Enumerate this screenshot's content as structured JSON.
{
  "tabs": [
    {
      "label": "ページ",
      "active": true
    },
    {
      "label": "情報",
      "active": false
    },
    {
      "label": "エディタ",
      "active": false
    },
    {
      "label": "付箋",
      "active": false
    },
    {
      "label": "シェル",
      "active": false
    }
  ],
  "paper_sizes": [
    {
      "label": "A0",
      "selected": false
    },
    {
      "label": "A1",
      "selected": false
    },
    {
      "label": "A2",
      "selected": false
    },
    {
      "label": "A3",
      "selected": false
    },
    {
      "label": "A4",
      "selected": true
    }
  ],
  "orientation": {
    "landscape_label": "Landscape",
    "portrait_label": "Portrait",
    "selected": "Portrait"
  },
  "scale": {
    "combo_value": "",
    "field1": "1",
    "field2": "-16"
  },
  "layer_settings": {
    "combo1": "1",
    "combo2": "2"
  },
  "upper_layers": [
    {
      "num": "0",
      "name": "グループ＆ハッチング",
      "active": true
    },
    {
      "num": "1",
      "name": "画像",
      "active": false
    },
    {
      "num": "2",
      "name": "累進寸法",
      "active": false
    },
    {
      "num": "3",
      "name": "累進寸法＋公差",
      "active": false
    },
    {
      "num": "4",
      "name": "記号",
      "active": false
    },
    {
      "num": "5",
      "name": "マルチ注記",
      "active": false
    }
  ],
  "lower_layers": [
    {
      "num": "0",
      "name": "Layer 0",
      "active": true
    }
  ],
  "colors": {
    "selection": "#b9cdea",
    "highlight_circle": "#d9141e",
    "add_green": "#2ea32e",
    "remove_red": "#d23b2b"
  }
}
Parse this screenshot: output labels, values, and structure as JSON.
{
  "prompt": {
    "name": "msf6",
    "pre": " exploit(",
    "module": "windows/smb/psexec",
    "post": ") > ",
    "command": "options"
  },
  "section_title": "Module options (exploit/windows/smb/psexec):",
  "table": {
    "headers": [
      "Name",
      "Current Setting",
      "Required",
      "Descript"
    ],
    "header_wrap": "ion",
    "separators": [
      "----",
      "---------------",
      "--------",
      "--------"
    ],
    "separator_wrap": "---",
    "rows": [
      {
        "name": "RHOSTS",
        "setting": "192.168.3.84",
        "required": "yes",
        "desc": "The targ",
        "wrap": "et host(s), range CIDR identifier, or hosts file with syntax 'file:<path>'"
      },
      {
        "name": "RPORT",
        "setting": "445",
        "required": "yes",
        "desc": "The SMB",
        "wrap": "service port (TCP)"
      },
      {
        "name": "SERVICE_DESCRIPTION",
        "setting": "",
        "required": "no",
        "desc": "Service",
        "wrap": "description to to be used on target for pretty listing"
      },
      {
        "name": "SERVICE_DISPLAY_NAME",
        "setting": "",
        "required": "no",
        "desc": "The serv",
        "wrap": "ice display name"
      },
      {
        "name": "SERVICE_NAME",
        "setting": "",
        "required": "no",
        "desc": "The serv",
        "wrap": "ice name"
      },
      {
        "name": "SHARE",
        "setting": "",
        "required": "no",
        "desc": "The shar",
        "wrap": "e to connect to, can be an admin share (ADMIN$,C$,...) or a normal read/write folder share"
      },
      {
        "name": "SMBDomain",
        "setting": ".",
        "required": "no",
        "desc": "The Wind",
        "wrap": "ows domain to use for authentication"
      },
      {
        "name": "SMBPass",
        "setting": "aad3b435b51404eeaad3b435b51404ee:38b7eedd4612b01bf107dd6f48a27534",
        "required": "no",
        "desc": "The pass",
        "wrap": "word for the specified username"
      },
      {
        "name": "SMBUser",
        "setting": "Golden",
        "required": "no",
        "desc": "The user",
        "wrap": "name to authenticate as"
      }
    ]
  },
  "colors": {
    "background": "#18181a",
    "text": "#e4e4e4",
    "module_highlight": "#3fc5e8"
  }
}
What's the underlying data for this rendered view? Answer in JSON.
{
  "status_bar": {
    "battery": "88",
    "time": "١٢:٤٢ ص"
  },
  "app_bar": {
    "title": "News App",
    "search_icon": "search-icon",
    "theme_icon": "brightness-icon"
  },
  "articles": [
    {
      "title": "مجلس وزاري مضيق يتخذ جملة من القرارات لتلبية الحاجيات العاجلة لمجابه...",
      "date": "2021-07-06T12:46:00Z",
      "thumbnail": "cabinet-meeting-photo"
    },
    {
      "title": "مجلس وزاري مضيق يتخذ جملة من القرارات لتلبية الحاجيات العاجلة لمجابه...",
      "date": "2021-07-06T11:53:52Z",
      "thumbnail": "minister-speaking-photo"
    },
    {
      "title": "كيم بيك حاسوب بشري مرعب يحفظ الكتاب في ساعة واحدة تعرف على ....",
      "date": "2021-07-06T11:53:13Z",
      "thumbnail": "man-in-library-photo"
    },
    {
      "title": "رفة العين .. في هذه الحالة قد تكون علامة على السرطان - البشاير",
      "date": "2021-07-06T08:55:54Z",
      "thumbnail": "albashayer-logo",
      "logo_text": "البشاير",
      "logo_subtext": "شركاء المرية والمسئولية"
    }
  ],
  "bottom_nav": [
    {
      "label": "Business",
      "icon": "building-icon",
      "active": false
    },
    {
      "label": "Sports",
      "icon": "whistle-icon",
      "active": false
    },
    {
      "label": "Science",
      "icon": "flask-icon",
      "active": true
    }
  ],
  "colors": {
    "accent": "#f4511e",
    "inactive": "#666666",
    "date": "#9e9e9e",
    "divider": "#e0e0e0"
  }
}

^^^^

Extract the full listing above without alteration.

Full response:
Enumerate this screenshot's content as structured JSON.
{
  "tabs": [
    {
      "label": "ページ",
      "active": true
    },
    {
      "label": "情報",
      "active": false
    },
    {
      "label": "エディタ",
      "active": false
    },
    {
      "label": "付箋",
      "active": false
    },
    {
      "label": "シェル",
      "active": false
    }
  ],
  "paper_sizes": [
    {
      "label": "A0",
      "selected": false
    },
    {
      "label": "A1",
      "selected": false
    },
    {
      "label": "A2",
      "selected": false
    },
    {
      "label": "A3",
      "selected": false
    },
    {
      "label": "A4",
      "selected": true
    }
  ],
  "orientation": {
    "landscape_label": "Landscape",
    "portrait_label": "Portrait",
    "selected": "Portrait"
  },
  "scale": {
    "combo_value": "",
    "field1": "1",
    "field2": "-16"
  },
  "layer_settings": {
    "combo1": "1",
    "combo2": "2"
  },
  "upper_layers": [
    {
      "num": "0",
      "name": "グループ＆ハッチング",
      "active": true
    },
    {
      "num": "1",
      "name": "画像",
      "active": false
    },
    {
      "num": "2",
      "name": "累進寸法",
      "active": false
    },
    {
      "num": "3",
      "name": "累進寸法＋公差",
      "active": false
    },
    {
      "num": "4",
      "name": "記号",
      "active": false
    },
    {
      "num": "5",
      "name": "マルチ注記",
      "active": false
    }
  ],
  "lower_layers": [
    {
      "num": "0",
      "name": "Layer 0",
      "active": true
    }
  ],
  "colors": {
    "selection": "#b9cdea",
    "highlight_circle": "#d9141e",
    "add_green": "#2ea32e",
    "remove_red": "#d23b2b"
  }
}
Parse this screenshot: output labels, values, and structure as JSON.
{
  "prompt": {
    "name": "msf6",
    "pre": " exploit(",
    "module": "windows/smb/psexec",
    "post": ") > ",
    "command": "options"
  },
  "section_title": "Module options (exploit/windows/smb/psexec):",
  "table": {
    "headers": [
      "Name",
      "Current Setting",
      "Required",
      "Descript"
    ],
    "header_wrap": "ion",
    "separators": [
      "----",
      "---------------",
      "--------",
      "--------"
    ],
    "separator_wrap": "---",
    "rows": [
      {
        "name": "RHOSTS",
        "setting": "192.168.3.84",
        "required": "yes",
        "desc": "The targ",
        "wrap": "et host(s), range CIDR identifier, or hosts file with syntax 'file:<path>'"
      },
      {
        "name": "RPORT",
        "setting": "445",
        "required": "yes",
        "desc": "The SMB",
        "wrap": "service port (TCP)"
      },
      {
        "name": "SERVICE_DESCRIPTION",
        "setting": "",
        "required": "no",
        "desc": "Service",
        "wrap": "description to to be used on target for pretty listing"
      },
      {
        "name": "SERVICE_DISPLAY_NAME",
        "setting": "",
        "required": "no",
        "desc": "The serv",
        "wrap": "ice display name"
      },
      {
        "name": "SERVICE_NAME",
        "setting": "",
        "required": "no",
        "desc": "The serv",
        "wrap": "ice name"
      },
      {
        "name": "SHARE",
        "setting": "",
        "required": "no",
        "desc": "The shar",
        "wrap": "e to connect to, can be an admin share (ADMIN$,C$,...) or a normal read/write folder share"
      },
      {
        "name": "SMBDomain",
        "setting": ".",
        "required": "no",
        "desc": "The Wind",
        "wrap": "ows domain to use for authentication"
      },
      {
        "name": "SMBPass",
        "setting": "aad3b435b51404eeaad3b435b51404ee:38b7eedd4612b01bf107dd6f48a27534",
        "required": "no",
        "desc": "The pass",
        "wrap": "word for the specified username"
      },
      {
        "name": "SMBUser",
        "setting": "Golden",
        "required": "no",
        "desc": "The user",
        "wrap": "name to authenticate as"
      }
    ]
  },
  "colors": {
    "background": "#18181a",
    "text": "#e4e4e4",
    "module_highlight": "#3fc5e8"
  }
}
What's the underlying data for this rendered view? Answer in JSON.
{
  "status_bar": {
    "battery": "88",
    "time": "١٢:٤٢ ص"
  },
  "app_bar": {
    "title": "News App",
    "search_icon": "search-icon",
    "theme_icon": "brightness-icon"
  },
  "articles": [
    {
      "title": "مجلس وزاري مضيق يتخذ جملة من القرارات لتلبية الحاجيات العاجلة لمجابه...",
      "date": "2021-07-06T12:46:00Z",
      "thumbnail": "cabinet-meeting-photo"
    },
    {
      "title": "مجلس وزاري مضيق يتخذ جملة من القرارات لتلبية الحاجيات العاجلة لمجابه...",
      "date": "2021-07-06T11:53:52Z",
      "thumbnail": "minister-speaking-photo"
    },
    {
      "title": "كيم بيك حاسوب بشري مرعب يحفظ الكتاب في ساعة واحدة تعرف على ....",
      "date": "2021-07-06T11:53:13Z",
      "thumbnail": "man-in-library-photo"
    },
    {
      "title": "رفة العين .. في هذه الحالة قد تكون علامة على السرطان - البشاير",
      "date": "2021-07-06T08:55:54Z",
      "thumbnail": "albashayer-logo",
      "logo_text": "البشاير",
      "logo_subtext": "شركاء المرية والمسئولية"
    }
  ],
  "bottom_nav": [
    {
      "label": "Business",
      "icon": "building-icon",
      "active": false
    },
    {
      "label": "Sports",
      "icon": "whistle-icon",
      "active": false
    },
    {
      "label": "Science",
      "icon": "flask-icon",
      "active": true
    }
  ],
  "colors": {
    "accent": "#f4511e",
    "inactive": "#666666",
    "date": "#9e9e9e",
    "divider": "#e0e0e0"
  }
}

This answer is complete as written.